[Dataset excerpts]
BEGIN

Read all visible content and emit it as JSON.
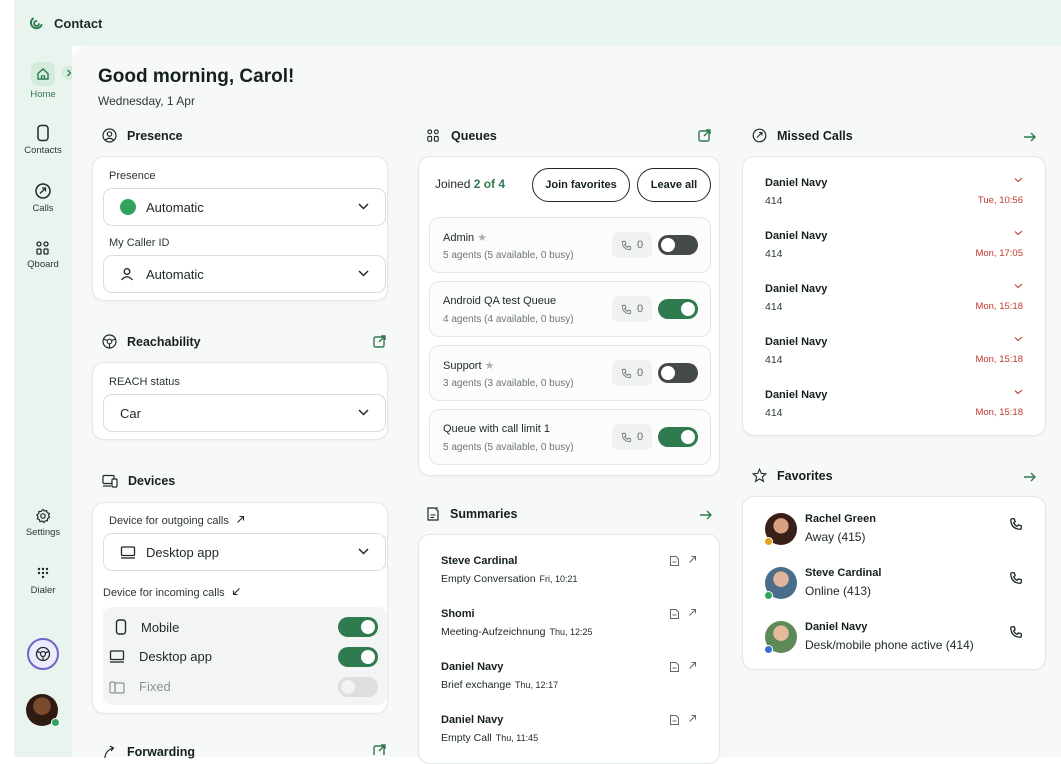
{
  "app": {
    "title": "Contact"
  },
  "nav": {
    "home": "Home",
    "contacts": "Contacts",
    "calls": "Calls",
    "qboard": "Qboard",
    "settings": "Settings",
    "dialer": "Dialer"
  },
  "header": {
    "greeting": "Good morning, Carol!",
    "date": "Wednesday, 1 Apr"
  },
  "presence": {
    "title": "Presence",
    "presence_label": "Presence",
    "presence_value": "Automatic",
    "caller_id_label": "My Caller ID",
    "caller_id_value": "Automatic"
  },
  "reachability": {
    "title": "Reachability",
    "status_label": "REACH status",
    "status_value": "Car"
  },
  "devices": {
    "title": "Devices",
    "outgoing_label": "Device for outgoing calls",
    "outgoing_value": "Desktop app",
    "incoming_label": "Device for incoming calls",
    "incoming": [
      {
        "name": "Mobile",
        "state": "on"
      },
      {
        "name": "Desktop app",
        "state": "on"
      },
      {
        "name": "Fixed",
        "state": "disabled"
      }
    ]
  },
  "forwarding": {
    "title": "Forwarding"
  },
  "queues": {
    "title": "Queues",
    "joined_prefix": "Joined",
    "joined_count": "2 of 4",
    "join_favorites": "Join favorites",
    "leave_all": "Leave all",
    "items": [
      {
        "name": "Admin",
        "favorite": true,
        "agents": "5 agents (5 available, 0 busy)",
        "calls": "0",
        "joined": false
      },
      {
        "name": "Android QA test Queue",
        "favorite": false,
        "agents": "4 agents (4 available, 0 busy)",
        "calls": "0",
        "joined": true
      },
      {
        "name": "Support",
        "favorite": true,
        "agents": "3 agents (3 available, 0 busy)",
        "calls": "0",
        "joined": false
      },
      {
        "name": "Queue with call limit 1",
        "favorite": false,
        "agents": "5 agents (5 available, 0 busy)",
        "calls": "0",
        "joined": true
      }
    ]
  },
  "summaries": {
    "title": "Summaries",
    "items": [
      {
        "name": "Steve Cardinal",
        "desc": "Empty Conversation",
        "time": "Fri, 10:21"
      },
      {
        "name": "Shomi",
        "desc": "Meeting-Aufzeichnung",
        "time": "Thu, 12:25"
      },
      {
        "name": "Daniel Navy",
        "desc": "Brief exchange",
        "time": "Thu, 12:17"
      },
      {
        "name": "Daniel Navy",
        "desc": "Empty Call",
        "time": "Thu, 11:45"
      }
    ]
  },
  "missed_calls": {
    "title": "Missed Calls",
    "items": [
      {
        "name": "Daniel Navy",
        "number": "414",
        "time": "Tue, 10:56"
      },
      {
        "name": "Daniel Navy",
        "number": "414",
        "time": "Mon, 17:05"
      },
      {
        "name": "Daniel Navy",
        "number": "414",
        "time": "Mon, 15:18"
      },
      {
        "name": "Daniel Navy",
        "number": "414",
        "time": "Mon, 15:18"
      },
      {
        "name": "Daniel Navy",
        "number": "414",
        "time": "Mon, 15:18"
      }
    ]
  },
  "favorites": {
    "title": "Favorites",
    "items": [
      {
        "name": "Rachel Green",
        "status": "Away (415)",
        "status_color": "#e0a21b"
      },
      {
        "name": "Steve Cardinal",
        "status": "Online (413)",
        "status_color": "#2fa35a"
      },
      {
        "name": "Daniel Navy",
        "status": "Desk/mobile phone active (414)",
        "status_color": "#3b6fd8"
      }
    ]
  },
  "colors": {
    "accent": "#2f7a4e",
    "missed": "#c0392b",
    "nav_bg": "#e9f4ee",
    "presence_green": "#2fa35a"
  }
}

END

Give only the number of lines in the entries above that contain the string "Automatic".

### ANSWER TO THIS PROBLEM
2